▶ **PROBLEM DESCRIPTION**: Transcribe each record below word for word.

Data items:
------------------------------------------------------------
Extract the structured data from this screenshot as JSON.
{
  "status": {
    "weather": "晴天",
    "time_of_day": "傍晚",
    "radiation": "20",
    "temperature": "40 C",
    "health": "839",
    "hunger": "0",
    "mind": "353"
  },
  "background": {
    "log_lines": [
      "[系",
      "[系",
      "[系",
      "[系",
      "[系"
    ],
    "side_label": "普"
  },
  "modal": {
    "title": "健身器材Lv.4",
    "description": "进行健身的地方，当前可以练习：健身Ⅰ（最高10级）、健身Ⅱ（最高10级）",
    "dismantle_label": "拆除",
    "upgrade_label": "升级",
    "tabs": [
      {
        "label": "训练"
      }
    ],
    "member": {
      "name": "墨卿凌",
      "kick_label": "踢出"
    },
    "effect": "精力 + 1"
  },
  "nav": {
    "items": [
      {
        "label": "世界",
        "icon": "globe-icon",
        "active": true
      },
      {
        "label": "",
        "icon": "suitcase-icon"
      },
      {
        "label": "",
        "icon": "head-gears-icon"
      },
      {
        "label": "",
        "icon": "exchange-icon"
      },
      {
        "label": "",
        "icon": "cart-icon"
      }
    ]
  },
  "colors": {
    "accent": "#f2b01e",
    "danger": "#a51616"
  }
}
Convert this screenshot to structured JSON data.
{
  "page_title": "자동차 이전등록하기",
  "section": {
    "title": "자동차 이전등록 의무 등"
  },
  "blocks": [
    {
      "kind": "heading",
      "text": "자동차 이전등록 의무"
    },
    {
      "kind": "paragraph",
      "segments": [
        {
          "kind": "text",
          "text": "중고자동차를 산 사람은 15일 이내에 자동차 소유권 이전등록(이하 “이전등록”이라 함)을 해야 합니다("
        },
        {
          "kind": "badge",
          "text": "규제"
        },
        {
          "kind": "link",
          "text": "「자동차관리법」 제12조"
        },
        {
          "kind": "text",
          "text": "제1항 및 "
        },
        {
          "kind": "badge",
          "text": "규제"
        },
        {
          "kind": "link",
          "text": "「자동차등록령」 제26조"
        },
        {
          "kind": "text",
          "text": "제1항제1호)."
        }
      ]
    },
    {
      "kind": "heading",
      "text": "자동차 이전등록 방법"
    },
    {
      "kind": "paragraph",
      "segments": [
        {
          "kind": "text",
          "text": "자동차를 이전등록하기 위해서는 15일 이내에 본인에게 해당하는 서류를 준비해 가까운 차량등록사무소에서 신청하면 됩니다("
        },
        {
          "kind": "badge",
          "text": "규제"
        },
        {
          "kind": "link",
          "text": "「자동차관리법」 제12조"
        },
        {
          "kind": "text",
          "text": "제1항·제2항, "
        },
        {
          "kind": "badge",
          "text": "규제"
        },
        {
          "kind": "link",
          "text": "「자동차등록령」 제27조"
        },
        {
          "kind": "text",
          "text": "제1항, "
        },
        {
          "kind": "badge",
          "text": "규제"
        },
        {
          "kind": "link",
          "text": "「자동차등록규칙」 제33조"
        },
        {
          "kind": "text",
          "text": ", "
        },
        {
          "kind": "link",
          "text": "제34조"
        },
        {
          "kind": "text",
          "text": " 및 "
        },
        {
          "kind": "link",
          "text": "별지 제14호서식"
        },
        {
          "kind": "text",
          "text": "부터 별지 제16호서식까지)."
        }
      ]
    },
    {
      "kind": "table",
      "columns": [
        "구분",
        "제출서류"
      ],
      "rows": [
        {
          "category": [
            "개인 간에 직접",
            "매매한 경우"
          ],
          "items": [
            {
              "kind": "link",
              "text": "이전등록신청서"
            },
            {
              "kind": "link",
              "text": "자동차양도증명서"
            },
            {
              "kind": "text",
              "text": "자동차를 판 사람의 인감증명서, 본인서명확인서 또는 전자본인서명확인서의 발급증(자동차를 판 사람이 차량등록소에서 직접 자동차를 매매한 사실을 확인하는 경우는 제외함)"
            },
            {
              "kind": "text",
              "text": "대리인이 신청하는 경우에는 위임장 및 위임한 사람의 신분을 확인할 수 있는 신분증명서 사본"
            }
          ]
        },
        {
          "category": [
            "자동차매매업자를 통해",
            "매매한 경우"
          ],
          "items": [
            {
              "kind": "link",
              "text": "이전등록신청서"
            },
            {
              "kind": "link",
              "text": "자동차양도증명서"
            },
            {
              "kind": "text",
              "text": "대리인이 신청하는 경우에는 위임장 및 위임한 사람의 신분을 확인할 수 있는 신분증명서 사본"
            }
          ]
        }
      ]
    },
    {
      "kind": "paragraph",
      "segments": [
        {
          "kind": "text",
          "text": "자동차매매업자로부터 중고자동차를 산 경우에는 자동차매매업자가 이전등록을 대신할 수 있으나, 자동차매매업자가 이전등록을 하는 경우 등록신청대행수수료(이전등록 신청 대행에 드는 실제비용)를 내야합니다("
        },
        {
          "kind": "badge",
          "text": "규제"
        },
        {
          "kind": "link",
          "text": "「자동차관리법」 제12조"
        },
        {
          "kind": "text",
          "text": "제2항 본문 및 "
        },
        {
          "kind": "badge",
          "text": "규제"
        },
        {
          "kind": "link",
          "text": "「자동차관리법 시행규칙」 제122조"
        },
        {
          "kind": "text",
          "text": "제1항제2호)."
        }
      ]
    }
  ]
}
------------------------------------------------------------
▶ **ANSWER TO THE PROBLEM**:
Extract the structured data from this screenshot as JSON.
{
  "status": {
    "weather": "晴天",
    "time_of_day": "傍晚",
    "radiation": "20",
    "temperature": "40 C",
    "health": "839",
    "hunger": "0",
    "mind": "353"
  },
  "background": {
    "log_lines": [
      "[系",
      "[系",
      "[系",
      "[系",
      "[系"
    ],
    "side_label": "普"
  },
  "modal": {
    "title": "健身器材Lv.4",
    "description": "进行健身的地方，当前可以练习：健身Ⅰ（最高10级）、健身Ⅱ（最高10级）",
    "dismantle_label": "拆除",
    "upgrade_label": "升级",
    "tabs": [
      {
        "label": "训练"
      }
    ],
    "member": {
      "name": "墨卿凌",
      "kick_label": "踢出"
    },
    "effect": "精力 + 1"
  },
  "nav": {
    "items": [
      {
        "label": "世界",
        "icon": "globe-icon",
        "active": true
      },
      {
        "label": "",
        "icon": "suitcase-icon"
      },
      {
        "label": "",
        "icon": "head-gears-icon"
      },
      {
        "label": "",
        "icon": "exchange-icon"
      },
      {
        "label": "",
        "icon": "cart-icon"
      }
    ]
  },
  "colors": {
    "accent": "#f2b01e",
    "danger": "#a51616"
  }
}
Convert this screenshot to structured JSON data.
{
  "page_title": "자동차 이전등록하기",
  "section": {
    "title": "자동차 이전등록 의무 등"
  },
  "blocks": [
    {
      "kind": "heading",
      "text": "자동차 이전등록 의무"
    },
    {
      "kind": "paragraph",
      "segments": [
        {
          "kind": "text",
          "text": "중고자동차를 산 사람은 15일 이내에 자동차 소유권 이전등록(이하 “이전등록”이라 함)을 해야 합니다("
        },
        {
          "kind": "badge",
          "text": "규제"
        },
        {
          "kind": "link",
          "text": "「자동차관리법」 제12조"
        },
        {
          "kind": "text",
          "text": "제1항 및 "
        },
        {
          "kind": "badge",
          "text": "규제"
        },
        {
          "kind": "link",
          "text": "「자동차등록령」 제26조"
        },
        {
          "kind": "text",
          "text": "제1항제1호)."
        }
      ]
    },
    {
      "kind": "heading",
      "text": "자동차 이전등록 방법"
    },
    {
      "kind": "paragraph",
      "segments": [
        {
          "kind": "text",
          "text": "자동차를 이전등록하기 위해서는 15일 이내에 본인에게 해당하는 서류를 준비해 가까운 차량등록사무소에서 신청하면 됩니다("
        },
        {
          "kind": "badge",
          "text": "규제"
        },
        {
          "kind": "link",
          "text": "「자동차관리법」 제12조"
        },
        {
          "kind": "text",
          "text": "제1항·제2항, "
        },
        {
          "kind": "badge",
          "text": "규제"
        },
        {
          "kind": "link",
          "text": "「자동차등록령」 제27조"
        },
        {
          "kind": "text",
          "text": "제1항, "
        },
        {
          "kind": "badge",
          "text": "규제"
        },
        {
          "kind": "link",
          "text": "「자동차등록규칙」 제33조"
        },
        {
          "kind": "text",
          "text": ", "
        },
        {
          "kind": "link",
          "text": "제34조"
        },
        {
          "kind": "text",
          "text": " 및 "
        },
        {
          "kind": "link",
          "text": "별지 제14호서식"
        },
        {
          "kind": "text",
          "text": "부터 별지 제16호서식까지)."
        }
      ]
    },
    {
      "kind": "table",
      "columns": [
        "구분",
        "제출서류"
      ],
      "rows": [
        {
          "category": [
            "개인 간에 직접",
            "매매한 경우"
          ],
          "items": [
            {
              "kind": "link",
              "text": "이전등록신청서"
            },
            {
              "kind": "link",
              "text": "자동차양도증명서"
            },
            {
              "kind": "text",
              "text": "자동차를 판 사람의 인감증명서, 본인서명확인서 또는 전자본인서명확인서의 발급증(자동차를 판 사람이 차량등록소에서 직접 자동차를 매매한 사실을 확인하는 경우는 제외함)"
            },
            {
              "kind": "text",
              "text": "대리인이 신청하는 경우에는 위임장 및 위임한 사람의 신분을 확인할 수 있는 신분증명서 사본"
            }
          ]
        },
        {
          "category": [
            "자동차매매업자를 통해",
            "매매한 경우"
          ],
          "items": [
            {
              "kind": "link",
              "text": "이전등록신청서"
            },
            {
              "kind": "link",
              "text": "자동차양도증명서"
            },
            {
              "kind": "text",
              "text": "대리인이 신청하는 경우에는 위임장 및 위임한 사람의 신분을 확인할 수 있는 신분증명서 사본"
            }
          ]
        }
      ]
    },
    {
      "kind": "paragraph",
      "segments": [
        {
          "kind": "text",
          "text": "자동차매매업자로부터 중고자동차를 산 경우에는 자동차매매업자가 이전등록을 대신할 수 있으나, 자동차매매업자가 이전등록을 하는 경우 등록신청대행수수료(이전등록 신청 대행에 드는 실제비용)를 내야합니다("
        },
        {
          "kind": "badge",
          "text": "규제"
        },
        {
          "kind": "link",
          "text": "「자동차관리법」 제12조"
        },
        {
          "kind": "text",
          "text": "제2항 본문 및 "
        },
        {
          "kind": "badge",
          "text": "규제"
        },
        {
          "kind": "link",
          "text": "「자동차관리법 시행규칙」 제122조"
        },
        {
          "kind": "text",
          "text": "제1항제2호)."
        }
      ]
    }
  ]
}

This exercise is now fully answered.